Using the listing below, report all lines holding the word "Project".

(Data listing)
+ + + + + + +
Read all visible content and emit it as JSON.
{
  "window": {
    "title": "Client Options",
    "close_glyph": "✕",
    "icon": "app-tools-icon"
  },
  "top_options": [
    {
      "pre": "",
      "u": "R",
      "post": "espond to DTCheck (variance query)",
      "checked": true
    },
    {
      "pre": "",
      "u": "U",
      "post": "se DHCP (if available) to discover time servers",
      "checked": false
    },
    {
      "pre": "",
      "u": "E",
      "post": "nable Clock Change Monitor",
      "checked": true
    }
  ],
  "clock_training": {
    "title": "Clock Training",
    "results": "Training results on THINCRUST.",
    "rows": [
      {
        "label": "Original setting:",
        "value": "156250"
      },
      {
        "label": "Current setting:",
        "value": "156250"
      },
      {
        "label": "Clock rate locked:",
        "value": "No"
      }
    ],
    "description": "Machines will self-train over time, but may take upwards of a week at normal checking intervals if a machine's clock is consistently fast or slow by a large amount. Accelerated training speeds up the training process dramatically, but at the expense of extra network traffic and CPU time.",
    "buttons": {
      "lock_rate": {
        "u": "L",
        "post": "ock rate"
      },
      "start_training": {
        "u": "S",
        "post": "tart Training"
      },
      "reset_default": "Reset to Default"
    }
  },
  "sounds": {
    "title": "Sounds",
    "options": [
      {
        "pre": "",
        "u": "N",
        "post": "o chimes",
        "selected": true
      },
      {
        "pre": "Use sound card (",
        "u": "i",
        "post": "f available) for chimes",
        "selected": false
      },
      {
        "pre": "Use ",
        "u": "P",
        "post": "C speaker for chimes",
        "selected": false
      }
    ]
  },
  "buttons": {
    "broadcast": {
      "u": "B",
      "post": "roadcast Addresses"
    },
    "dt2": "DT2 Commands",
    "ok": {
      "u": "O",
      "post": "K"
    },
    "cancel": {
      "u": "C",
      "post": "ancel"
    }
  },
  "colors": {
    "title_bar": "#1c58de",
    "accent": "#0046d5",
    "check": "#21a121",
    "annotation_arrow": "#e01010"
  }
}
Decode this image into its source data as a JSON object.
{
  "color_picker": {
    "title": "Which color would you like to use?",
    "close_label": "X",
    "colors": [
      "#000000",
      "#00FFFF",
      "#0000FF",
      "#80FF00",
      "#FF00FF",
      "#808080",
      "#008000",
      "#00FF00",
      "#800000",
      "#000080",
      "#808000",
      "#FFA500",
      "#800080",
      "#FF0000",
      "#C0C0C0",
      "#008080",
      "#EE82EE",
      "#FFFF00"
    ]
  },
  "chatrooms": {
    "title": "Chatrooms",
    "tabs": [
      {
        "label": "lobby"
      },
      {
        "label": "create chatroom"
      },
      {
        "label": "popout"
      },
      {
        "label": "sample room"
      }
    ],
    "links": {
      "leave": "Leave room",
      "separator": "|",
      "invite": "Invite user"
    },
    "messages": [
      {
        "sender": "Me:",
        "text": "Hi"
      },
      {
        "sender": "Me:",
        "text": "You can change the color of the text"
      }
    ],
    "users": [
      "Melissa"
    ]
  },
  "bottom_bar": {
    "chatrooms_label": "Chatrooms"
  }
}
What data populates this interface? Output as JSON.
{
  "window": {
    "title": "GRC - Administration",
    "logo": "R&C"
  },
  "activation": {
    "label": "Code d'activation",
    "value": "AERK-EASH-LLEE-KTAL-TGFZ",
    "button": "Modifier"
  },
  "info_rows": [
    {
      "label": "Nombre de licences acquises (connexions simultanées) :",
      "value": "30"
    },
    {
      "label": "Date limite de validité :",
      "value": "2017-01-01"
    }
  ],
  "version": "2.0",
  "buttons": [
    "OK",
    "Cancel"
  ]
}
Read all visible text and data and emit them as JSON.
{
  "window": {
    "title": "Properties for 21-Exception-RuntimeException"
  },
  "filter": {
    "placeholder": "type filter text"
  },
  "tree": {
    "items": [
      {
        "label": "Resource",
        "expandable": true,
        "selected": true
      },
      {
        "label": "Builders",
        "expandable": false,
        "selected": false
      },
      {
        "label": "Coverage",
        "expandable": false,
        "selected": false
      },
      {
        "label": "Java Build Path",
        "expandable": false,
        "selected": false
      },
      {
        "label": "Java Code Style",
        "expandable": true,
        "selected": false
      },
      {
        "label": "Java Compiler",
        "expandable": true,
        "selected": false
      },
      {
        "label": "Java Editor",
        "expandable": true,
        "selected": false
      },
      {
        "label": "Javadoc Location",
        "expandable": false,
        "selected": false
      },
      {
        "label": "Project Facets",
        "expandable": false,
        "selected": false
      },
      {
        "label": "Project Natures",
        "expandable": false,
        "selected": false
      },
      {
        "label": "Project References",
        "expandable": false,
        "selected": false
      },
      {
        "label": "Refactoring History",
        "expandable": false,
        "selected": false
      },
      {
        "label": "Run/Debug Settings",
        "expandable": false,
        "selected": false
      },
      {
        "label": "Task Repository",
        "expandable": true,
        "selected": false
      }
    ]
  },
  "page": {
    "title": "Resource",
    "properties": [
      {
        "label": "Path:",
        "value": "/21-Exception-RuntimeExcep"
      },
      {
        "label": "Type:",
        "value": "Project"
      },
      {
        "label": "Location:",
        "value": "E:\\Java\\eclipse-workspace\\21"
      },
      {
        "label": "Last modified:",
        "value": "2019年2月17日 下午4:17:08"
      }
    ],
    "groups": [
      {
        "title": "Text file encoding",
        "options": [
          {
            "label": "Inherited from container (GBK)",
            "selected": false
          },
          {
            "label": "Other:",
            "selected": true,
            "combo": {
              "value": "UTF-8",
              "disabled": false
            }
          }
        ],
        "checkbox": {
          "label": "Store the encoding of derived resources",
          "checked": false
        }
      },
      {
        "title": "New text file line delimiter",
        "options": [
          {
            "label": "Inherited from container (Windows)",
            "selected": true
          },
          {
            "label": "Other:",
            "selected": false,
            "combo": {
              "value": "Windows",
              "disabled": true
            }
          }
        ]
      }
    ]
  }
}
+ + + + + + +
# Result
        "label": "Project Facets",
        "label": "Project Natures",
        "label": "Project References",
        "value": "Project"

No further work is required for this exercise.